§ **EXCERPTED DATA**
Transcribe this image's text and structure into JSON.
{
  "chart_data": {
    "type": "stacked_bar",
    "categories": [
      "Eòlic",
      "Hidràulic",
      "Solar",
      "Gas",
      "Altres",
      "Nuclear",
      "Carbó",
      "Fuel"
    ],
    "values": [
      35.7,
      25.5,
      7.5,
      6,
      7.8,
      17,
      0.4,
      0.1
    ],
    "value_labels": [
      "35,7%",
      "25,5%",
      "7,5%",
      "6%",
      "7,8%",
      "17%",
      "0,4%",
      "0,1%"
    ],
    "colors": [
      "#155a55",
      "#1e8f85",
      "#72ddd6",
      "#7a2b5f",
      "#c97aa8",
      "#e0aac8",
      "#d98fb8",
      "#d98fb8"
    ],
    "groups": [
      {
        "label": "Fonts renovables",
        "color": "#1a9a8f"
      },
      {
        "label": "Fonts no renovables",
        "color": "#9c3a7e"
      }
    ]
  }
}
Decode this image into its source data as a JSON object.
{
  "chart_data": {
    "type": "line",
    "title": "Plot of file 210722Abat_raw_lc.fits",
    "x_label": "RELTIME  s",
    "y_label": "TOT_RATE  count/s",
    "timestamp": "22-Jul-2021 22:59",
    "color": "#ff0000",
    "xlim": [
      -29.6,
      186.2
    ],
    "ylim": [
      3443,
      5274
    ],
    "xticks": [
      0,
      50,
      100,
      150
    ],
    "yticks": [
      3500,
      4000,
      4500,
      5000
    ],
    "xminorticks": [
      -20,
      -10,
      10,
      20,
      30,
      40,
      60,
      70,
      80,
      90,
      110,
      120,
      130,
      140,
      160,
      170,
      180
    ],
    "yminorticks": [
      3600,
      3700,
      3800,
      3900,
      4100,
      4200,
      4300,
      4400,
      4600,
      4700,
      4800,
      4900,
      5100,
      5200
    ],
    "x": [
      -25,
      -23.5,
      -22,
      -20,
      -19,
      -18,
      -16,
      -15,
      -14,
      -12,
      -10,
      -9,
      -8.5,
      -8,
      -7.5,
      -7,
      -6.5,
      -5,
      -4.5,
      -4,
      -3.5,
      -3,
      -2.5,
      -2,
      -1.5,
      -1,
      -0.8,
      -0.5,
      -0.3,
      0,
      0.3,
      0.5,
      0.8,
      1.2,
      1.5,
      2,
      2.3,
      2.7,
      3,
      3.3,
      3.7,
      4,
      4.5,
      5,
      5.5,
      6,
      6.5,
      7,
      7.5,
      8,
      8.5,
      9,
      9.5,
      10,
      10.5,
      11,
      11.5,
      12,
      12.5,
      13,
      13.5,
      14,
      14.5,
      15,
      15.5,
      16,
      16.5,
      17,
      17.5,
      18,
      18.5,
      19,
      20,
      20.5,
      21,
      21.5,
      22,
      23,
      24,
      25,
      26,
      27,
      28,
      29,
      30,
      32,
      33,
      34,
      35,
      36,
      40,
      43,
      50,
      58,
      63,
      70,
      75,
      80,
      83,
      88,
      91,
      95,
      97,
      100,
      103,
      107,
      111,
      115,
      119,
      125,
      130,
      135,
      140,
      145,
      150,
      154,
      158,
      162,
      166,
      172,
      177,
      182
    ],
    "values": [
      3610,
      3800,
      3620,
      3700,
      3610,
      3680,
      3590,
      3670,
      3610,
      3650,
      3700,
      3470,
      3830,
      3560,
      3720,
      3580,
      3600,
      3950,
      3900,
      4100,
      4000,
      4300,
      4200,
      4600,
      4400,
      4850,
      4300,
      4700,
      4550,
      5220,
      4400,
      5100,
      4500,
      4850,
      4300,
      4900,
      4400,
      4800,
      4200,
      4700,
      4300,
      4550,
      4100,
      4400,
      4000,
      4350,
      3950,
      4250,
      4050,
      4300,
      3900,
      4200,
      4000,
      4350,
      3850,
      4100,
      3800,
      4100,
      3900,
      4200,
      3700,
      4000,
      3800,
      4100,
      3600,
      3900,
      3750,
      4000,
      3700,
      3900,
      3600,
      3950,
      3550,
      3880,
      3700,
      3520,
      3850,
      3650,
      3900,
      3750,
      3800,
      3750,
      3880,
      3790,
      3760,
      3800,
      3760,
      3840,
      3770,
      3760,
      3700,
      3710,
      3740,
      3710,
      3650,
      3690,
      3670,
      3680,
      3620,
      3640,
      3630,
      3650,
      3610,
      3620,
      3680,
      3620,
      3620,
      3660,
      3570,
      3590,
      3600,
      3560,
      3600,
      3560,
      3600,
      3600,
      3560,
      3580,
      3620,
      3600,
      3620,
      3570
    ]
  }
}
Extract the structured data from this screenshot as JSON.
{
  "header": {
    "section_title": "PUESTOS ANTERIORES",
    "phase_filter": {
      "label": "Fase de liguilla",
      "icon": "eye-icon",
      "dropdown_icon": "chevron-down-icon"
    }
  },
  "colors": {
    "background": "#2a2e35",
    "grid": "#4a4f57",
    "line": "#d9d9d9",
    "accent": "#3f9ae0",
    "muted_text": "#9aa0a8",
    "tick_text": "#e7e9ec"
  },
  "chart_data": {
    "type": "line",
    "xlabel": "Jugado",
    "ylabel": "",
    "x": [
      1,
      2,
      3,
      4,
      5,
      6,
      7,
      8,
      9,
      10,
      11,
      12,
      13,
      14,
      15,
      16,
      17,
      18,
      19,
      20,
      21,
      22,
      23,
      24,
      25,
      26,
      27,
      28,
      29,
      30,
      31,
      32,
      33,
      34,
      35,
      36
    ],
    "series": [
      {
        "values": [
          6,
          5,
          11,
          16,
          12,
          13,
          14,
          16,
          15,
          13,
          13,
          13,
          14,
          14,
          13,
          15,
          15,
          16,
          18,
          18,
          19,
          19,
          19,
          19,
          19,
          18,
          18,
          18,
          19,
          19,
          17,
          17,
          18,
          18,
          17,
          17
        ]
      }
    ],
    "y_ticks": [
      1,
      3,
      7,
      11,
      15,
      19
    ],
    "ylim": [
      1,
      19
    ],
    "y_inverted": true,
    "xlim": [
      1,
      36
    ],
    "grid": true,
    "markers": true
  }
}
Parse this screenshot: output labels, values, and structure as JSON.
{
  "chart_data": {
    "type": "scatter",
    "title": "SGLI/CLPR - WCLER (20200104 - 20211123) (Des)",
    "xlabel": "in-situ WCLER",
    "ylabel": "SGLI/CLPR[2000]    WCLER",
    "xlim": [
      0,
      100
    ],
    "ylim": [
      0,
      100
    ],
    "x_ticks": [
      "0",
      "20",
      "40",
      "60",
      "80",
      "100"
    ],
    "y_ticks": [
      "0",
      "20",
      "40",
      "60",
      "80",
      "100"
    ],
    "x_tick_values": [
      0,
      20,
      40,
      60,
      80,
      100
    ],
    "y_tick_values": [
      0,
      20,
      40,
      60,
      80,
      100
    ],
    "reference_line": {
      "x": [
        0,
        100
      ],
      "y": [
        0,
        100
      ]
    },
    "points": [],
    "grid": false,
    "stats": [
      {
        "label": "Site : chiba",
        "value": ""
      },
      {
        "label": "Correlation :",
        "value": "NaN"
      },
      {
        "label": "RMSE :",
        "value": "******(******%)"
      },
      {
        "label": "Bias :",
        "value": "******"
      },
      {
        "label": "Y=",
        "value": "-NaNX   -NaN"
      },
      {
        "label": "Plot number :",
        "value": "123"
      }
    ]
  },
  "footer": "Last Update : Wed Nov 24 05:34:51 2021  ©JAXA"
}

§ **YOUR TASK**
Of all the lines above, how many contain "screenshot"? Give the number and nothing more.

§ **CORRECT ANSWER**
2